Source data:
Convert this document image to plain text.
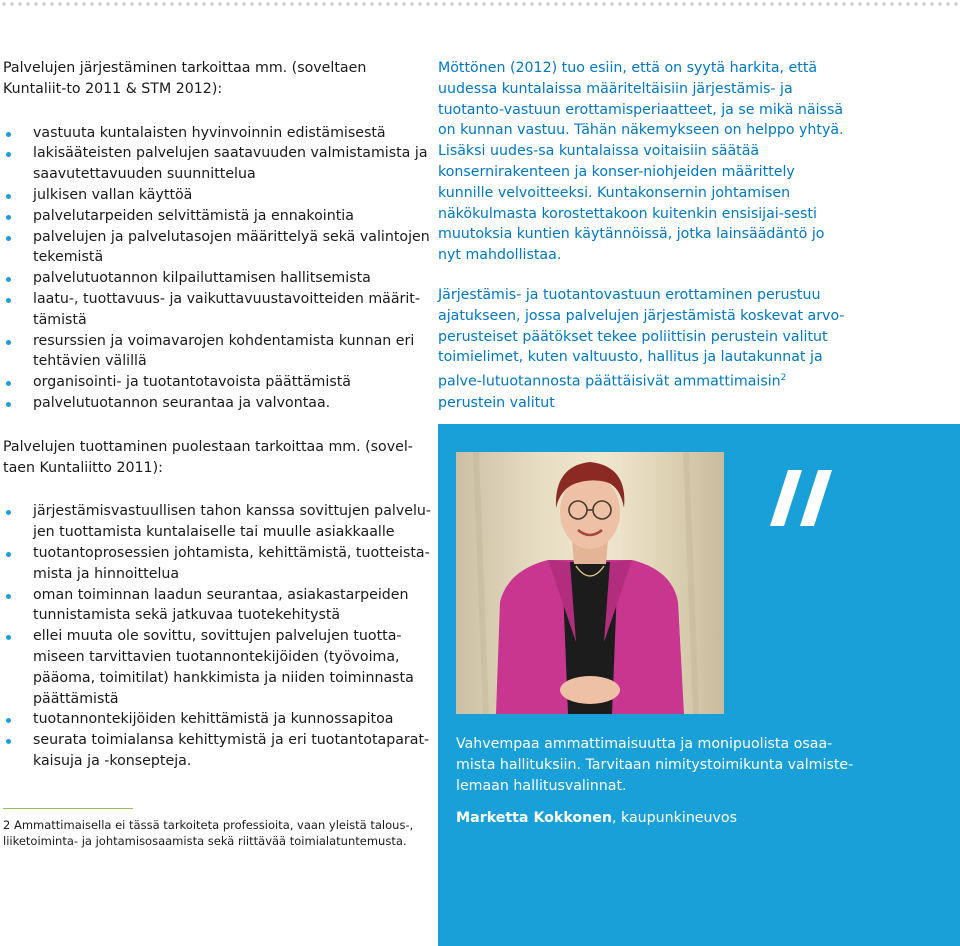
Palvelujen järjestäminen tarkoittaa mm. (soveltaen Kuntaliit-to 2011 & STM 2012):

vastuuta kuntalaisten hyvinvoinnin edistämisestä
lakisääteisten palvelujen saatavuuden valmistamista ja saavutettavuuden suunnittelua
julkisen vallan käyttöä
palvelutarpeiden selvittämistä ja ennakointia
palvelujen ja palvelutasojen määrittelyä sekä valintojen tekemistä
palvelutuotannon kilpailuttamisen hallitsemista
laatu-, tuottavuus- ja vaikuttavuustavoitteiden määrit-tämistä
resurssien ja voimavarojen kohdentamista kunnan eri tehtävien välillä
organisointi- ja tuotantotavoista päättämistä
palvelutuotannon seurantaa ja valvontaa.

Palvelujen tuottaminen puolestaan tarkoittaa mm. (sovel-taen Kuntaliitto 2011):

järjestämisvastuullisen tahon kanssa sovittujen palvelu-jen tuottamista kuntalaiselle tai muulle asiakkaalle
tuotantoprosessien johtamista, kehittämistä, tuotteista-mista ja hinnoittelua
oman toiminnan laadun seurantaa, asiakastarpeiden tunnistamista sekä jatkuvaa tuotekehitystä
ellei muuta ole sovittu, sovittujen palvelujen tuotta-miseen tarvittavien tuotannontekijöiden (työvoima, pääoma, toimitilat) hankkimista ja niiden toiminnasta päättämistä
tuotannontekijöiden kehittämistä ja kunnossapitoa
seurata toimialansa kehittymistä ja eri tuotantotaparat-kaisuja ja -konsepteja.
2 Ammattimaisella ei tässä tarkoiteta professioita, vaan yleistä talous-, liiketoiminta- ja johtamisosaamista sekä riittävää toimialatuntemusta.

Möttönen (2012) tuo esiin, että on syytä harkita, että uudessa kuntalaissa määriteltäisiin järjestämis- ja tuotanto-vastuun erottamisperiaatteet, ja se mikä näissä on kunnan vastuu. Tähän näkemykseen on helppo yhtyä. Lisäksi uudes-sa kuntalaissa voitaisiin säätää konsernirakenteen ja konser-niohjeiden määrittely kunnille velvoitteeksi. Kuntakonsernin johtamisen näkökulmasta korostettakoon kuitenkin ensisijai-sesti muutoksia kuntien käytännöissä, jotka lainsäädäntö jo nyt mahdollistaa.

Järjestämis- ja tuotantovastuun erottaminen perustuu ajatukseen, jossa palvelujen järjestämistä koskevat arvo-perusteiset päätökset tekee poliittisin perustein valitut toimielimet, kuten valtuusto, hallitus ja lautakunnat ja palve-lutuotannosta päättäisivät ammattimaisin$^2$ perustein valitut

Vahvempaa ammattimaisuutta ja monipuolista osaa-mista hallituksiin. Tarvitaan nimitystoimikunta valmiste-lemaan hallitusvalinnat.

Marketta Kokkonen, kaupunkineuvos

● TASK TO CARRY OUT
Show all lines in the entries above where the word "seurantaa" appears.

● RESPONSE BELOW
palvelutuotannon seurantaa ja valvontaa.
oman toiminnan laadun seurantaa, asiakastarpeiden tunnistamista sekä jatkuvaa tuotekehitystä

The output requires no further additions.